Return every line of the listing below unchanged, in the same order.

------ PROVIDED ENTRIES

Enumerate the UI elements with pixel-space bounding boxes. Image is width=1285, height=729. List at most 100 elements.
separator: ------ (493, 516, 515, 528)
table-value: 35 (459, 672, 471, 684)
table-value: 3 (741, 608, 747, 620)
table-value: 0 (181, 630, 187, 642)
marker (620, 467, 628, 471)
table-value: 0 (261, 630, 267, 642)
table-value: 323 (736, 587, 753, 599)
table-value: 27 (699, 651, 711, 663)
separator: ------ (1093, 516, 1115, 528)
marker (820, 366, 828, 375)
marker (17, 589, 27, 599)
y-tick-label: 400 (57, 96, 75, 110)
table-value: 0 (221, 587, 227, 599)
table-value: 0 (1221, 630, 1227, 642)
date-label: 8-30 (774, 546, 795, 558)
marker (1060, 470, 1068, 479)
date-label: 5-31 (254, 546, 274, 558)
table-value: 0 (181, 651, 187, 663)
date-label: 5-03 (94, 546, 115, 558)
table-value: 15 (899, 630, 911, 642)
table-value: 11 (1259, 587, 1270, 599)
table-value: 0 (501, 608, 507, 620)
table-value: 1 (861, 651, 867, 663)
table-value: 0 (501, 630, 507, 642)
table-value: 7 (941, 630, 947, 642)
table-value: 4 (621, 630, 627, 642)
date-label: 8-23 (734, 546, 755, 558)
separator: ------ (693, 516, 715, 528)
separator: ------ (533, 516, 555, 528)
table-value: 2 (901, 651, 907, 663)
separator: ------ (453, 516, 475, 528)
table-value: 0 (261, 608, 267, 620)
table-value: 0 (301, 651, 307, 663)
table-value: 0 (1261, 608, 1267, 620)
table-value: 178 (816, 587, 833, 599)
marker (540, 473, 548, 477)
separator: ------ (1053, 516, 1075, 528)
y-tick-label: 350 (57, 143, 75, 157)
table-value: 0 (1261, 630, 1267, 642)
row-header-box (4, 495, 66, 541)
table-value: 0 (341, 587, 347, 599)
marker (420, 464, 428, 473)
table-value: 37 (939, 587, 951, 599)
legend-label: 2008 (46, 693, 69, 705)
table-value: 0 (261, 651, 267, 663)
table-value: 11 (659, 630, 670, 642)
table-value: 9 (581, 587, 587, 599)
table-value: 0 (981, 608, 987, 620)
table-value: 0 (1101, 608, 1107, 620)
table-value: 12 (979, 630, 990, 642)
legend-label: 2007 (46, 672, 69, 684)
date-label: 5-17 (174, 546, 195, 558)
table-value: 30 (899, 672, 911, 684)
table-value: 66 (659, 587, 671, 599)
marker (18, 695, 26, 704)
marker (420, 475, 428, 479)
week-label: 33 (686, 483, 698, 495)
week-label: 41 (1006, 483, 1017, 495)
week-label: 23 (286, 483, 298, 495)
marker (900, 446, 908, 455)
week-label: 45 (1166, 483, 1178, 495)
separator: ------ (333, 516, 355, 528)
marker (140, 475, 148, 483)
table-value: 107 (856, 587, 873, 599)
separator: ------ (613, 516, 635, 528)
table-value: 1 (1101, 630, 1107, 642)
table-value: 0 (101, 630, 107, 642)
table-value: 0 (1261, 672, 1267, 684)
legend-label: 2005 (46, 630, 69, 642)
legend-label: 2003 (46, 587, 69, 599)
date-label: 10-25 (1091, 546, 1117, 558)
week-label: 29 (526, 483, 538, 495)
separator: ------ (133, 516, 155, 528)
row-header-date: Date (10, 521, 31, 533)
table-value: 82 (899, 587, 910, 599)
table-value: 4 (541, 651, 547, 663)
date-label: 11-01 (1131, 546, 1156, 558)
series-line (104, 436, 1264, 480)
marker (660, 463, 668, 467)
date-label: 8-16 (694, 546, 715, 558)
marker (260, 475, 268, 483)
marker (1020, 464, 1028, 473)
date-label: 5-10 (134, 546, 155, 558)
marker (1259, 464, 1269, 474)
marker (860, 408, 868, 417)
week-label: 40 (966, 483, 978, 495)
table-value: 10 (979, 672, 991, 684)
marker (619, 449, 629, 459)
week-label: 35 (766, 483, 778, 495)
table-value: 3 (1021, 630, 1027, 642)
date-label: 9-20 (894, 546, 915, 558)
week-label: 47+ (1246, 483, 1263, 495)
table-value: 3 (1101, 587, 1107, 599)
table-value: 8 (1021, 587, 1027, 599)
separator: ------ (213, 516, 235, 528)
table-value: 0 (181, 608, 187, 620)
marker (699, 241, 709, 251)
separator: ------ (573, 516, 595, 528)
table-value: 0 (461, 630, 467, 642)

------------

• [RESULT OF THE EXERCISE]:
Enumerate the UI elements with pixel-space bounding boxes. Image is width=1285, height=729. List at most 100 elements.
separator: ------ (493, 516, 515, 528)
table-value: 35 (459, 672, 471, 684)
table-value: 3 (741, 608, 747, 620)
table-value: 0 (181, 630, 187, 642)
marker (620, 467, 628, 471)
table-value: 0 (261, 630, 267, 642)
table-value: 323 (736, 587, 753, 599)
table-value: 27 (699, 651, 711, 663)
separator: ------ (1093, 516, 1115, 528)
marker (820, 366, 828, 375)
marker (17, 589, 27, 599)
y-tick-label: 400 (57, 96, 75, 110)
table-value: 0 (221, 587, 227, 599)
table-value: 0 (1221, 630, 1227, 642)
date-label: 8-30 (774, 546, 795, 558)
marker (1060, 470, 1068, 479)
date-label: 5-31 (254, 546, 274, 558)
table-value: 0 (181, 651, 187, 663)
date-label: 5-03 (94, 546, 115, 558)
table-value: 15 (899, 630, 911, 642)
table-value: 11 (1259, 587, 1270, 599)
table-value: 0 (501, 608, 507, 620)
table-value: 1 (861, 651, 867, 663)
table-value: 0 (501, 630, 507, 642)
table-value: 7 (941, 630, 947, 642)
table-value: 4 (621, 630, 627, 642)
date-label: 8-23 (734, 546, 755, 558)
separator: ------ (693, 516, 715, 528)
separator: ------ (533, 516, 555, 528)
table-value: 2 (901, 651, 907, 663)
separator: ------ (453, 516, 475, 528)
table-value: 0 (261, 608, 267, 620)
table-value: 0 (301, 651, 307, 663)
table-value: 0 (1261, 608, 1267, 620)
table-value: 178 (816, 587, 833, 599)
marker (540, 473, 548, 477)
separator: ------ (1053, 516, 1075, 528)
y-tick-label: 350 (57, 143, 75, 157)
table-value: 0 (1261, 630, 1267, 642)
row-header-box (4, 495, 66, 541)
table-value: 0 (341, 587, 347, 599)
marker (420, 464, 428, 473)
table-value: 37 (939, 587, 951, 599)
legend-label: 2008 (46, 693, 69, 705)
table-value: 0 (261, 651, 267, 663)
table-value: 11 (659, 630, 670, 642)
table-value: 9 (581, 587, 587, 599)
table-value: 0 (981, 608, 987, 620)
table-value: 0 (1101, 608, 1107, 620)
table-value: 12 (979, 630, 990, 642)
legend-label: 2007 (46, 672, 69, 684)
date-label: 5-17 (174, 546, 195, 558)
table-value: 30 (899, 672, 911, 684)
table-value: 66 (659, 587, 671, 599)
marker (18, 695, 26, 704)
marker (420, 475, 428, 479)
week-label: 33 (686, 483, 698, 495)
week-label: 41 (1006, 483, 1017, 495)
week-label: 23 (286, 483, 298, 495)
marker (900, 446, 908, 455)
week-label: 45 (1166, 483, 1178, 495)
separator: ------ (333, 516, 355, 528)
marker (140, 475, 148, 483)
table-value: 107 (856, 587, 873, 599)
separator: ------ (613, 516, 635, 528)
table-value: 1 (1101, 630, 1107, 642)
table-value: 0 (101, 630, 107, 642)
table-value: 0 (1261, 672, 1267, 684)
legend-label: 2005 (46, 630, 69, 642)
legend-label: 2003 (46, 587, 69, 599)
date-label: 10-25 (1091, 546, 1117, 558)
week-label: 29 (526, 483, 538, 495)
separator: ------ (133, 516, 155, 528)
row-header-date: Date (10, 521, 31, 533)
table-value: 82 (899, 587, 910, 599)
table-value: 4 (541, 651, 547, 663)
date-label: 11-01 (1131, 546, 1156, 558)
series-line (104, 436, 1264, 480)
marker (660, 463, 668, 467)
date-label: 8-16 (694, 546, 715, 558)
marker (260, 475, 268, 483)
marker (1020, 464, 1028, 473)
date-label: 5-10 (134, 546, 155, 558)
marker (1259, 464, 1269, 474)
marker (860, 408, 868, 417)
week-label: 40 (966, 483, 978, 495)
table-value: 10 (979, 672, 991, 684)
marker (619, 449, 629, 459)
week-label: 35 (766, 483, 778, 495)
table-value: 3 (1021, 630, 1027, 642)
date-label: 9-20 (894, 546, 915, 558)
week-label: 47+ (1246, 483, 1263, 495)
table-value: 3 (1101, 587, 1107, 599)
table-value: 8 (1021, 587, 1027, 599)
separator: ------ (213, 516, 235, 528)
table-value: 0 (181, 608, 187, 620)
marker (699, 241, 709, 251)
separator: ------ (573, 516, 595, 528)
table-value: 0 (461, 630, 467, 642)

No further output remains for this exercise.